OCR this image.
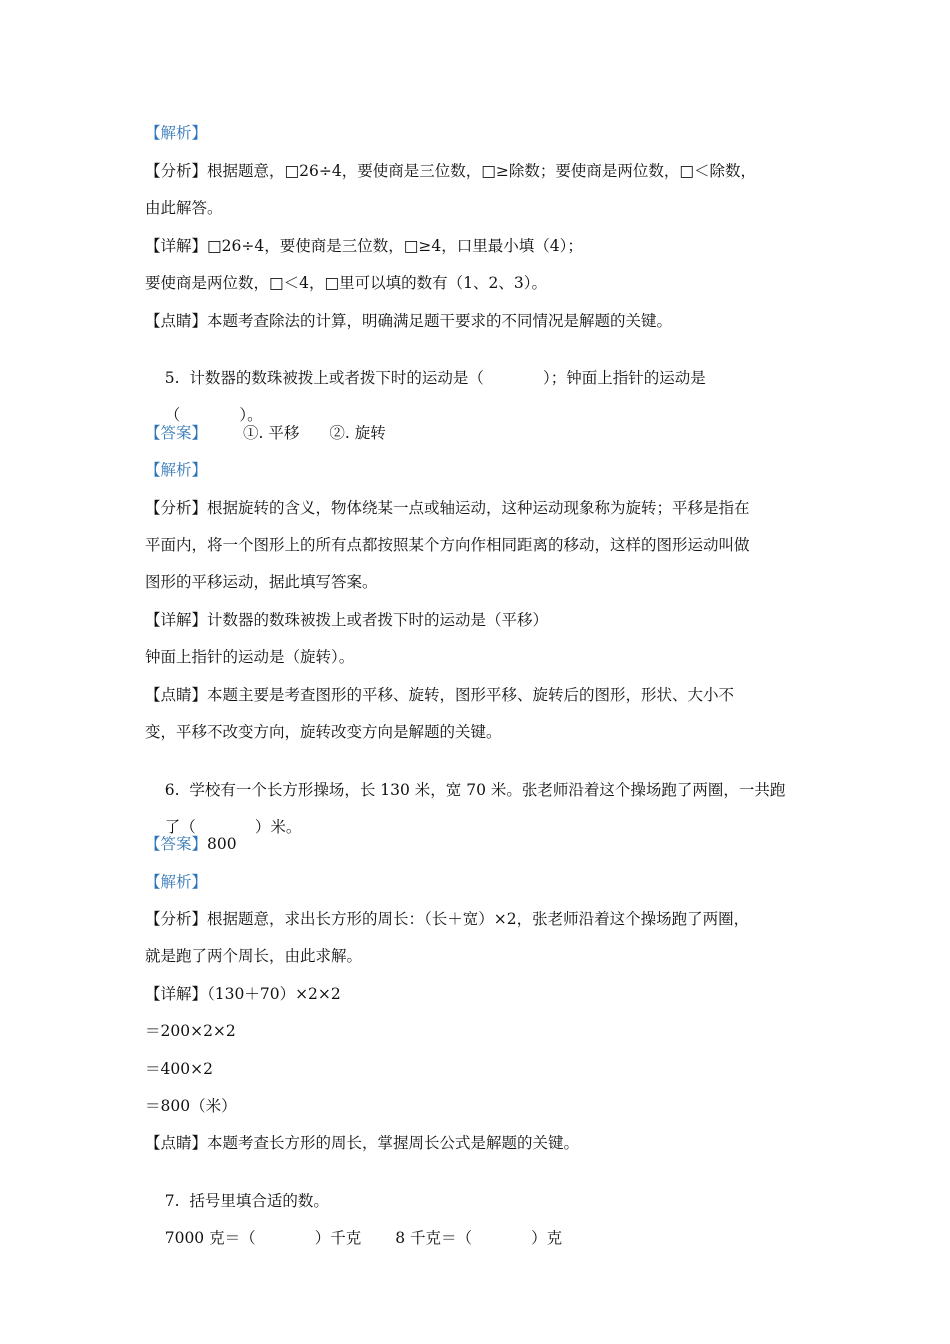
【解析】
【分析】根据题意，□26÷4，要使商是三位数，□≥除数；要使商是两位数，□＜除数，
由此解答。
【详解】□26÷4，要使商是三位数，□≥4，口里最小填（4）；
要使商是两位数，□＜4，□里可以填的数有（1、2、3）。
【点睛】本题考查除法的计算，明确满足题干要求的不同情况是解题的关键。

5.  计数器的数珠被拨上或者拨下时的运动是（            ）；钟面上指针的运动是

（            ）。

【答案】 ①. 平移 ②. 旋转
【解析】
【分析】根据旋转的含义，物体绕某一点或轴运动，这种运动现象称为旋转；平移是指在
平面内，将一个图形上的所有点都按照某个方向作相同距离的移动，这样的图形运动叫做
图形的平移运动，据此填写答案。
【详解】计数器的数珠被拨上或者拨下时的运动是（平移）
钟面上指针的运动是（旋转）。
【点睛】本题主要是考查图形的平移、旋转，图形平移、旋转后的图形，形状、大小不
变，平移不改变方向，旋转改变方向是解题的关键。

6.  学校有一个长方形操场，长 130 米，宽 70 米。张老师沿着这个操场跑了两圈，一共跑

了（            ）米。

【答案】800
【解析】
【分析】根据题意，求出长方形的周长：（长＋宽）×2，张老师沿着这个操场跑了两圈，
就是跑了两个周长，由此求解。
【详解】（130＋70）×2×2
＝200×2×2
＝400×2
＝800（米）
【点睛】本题考查长方形的周长，掌握周长公式是解题的关键。

7.  括号里填合适的数。

7000 克＝（            ）千克 8 千克＝（            ）克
******
WHAT YOU SHOULD DO: Each line above is to be copied verbatim. Drop any image from the copy.

RESULT OF THE TASK:
OCR this image.
【解析】
【分析】根据题意，□26÷4，要使商是三位数，□≥除数；要使商是两位数，□＜除数，
由此解答。
【详解】□26÷4，要使商是三位数，□≥4，口里最小填（4）；
要使商是两位数，□＜4，□里可以填的数有（1、2、3）。
【点睛】本题考查除法的计算，明确满足题干要求的不同情况是解题的关键。

5.  计数器的数珠被拨上或者拨下时的运动是（            ）；钟面上指针的运动是

（            ）。

【答案】 ①. 平移 ②. 旋转
【解析】
【分析】根据旋转的含义，物体绕某一点或轴运动，这种运动现象称为旋转；平移是指在
平面内，将一个图形上的所有点都按照某个方向作相同距离的移动，这样的图形运动叫做
图形的平移运动，据此填写答案。
【详解】计数器的数珠被拨上或者拨下时的运动是（平移）
钟面上指针的运动是（旋转）。
【点睛】本题主要是考查图形的平移、旋转，图形平移、旋转后的图形，形状、大小不
变，平移不改变方向，旋转改变方向是解题的关键。

6.  学校有一个长方形操场，长 130 米，宽 70 米。张老师沿着这个操场跑了两圈，一共跑

了（            ）米。

【答案】800
【解析】
【分析】根据题意，求出长方形的周长：（长＋宽）×2，张老师沿着这个操场跑了两圈，
就是跑了两个周长，由此求解。
【详解】（130＋70）×2×2
＝200×2×2
＝400×2
＝800（米）
【点睛】本题考查长方形的周长，掌握周长公式是解题的关键。

7.  括号里填合适的数。

7000 克＝（            ）千克 8 千克＝（            ）克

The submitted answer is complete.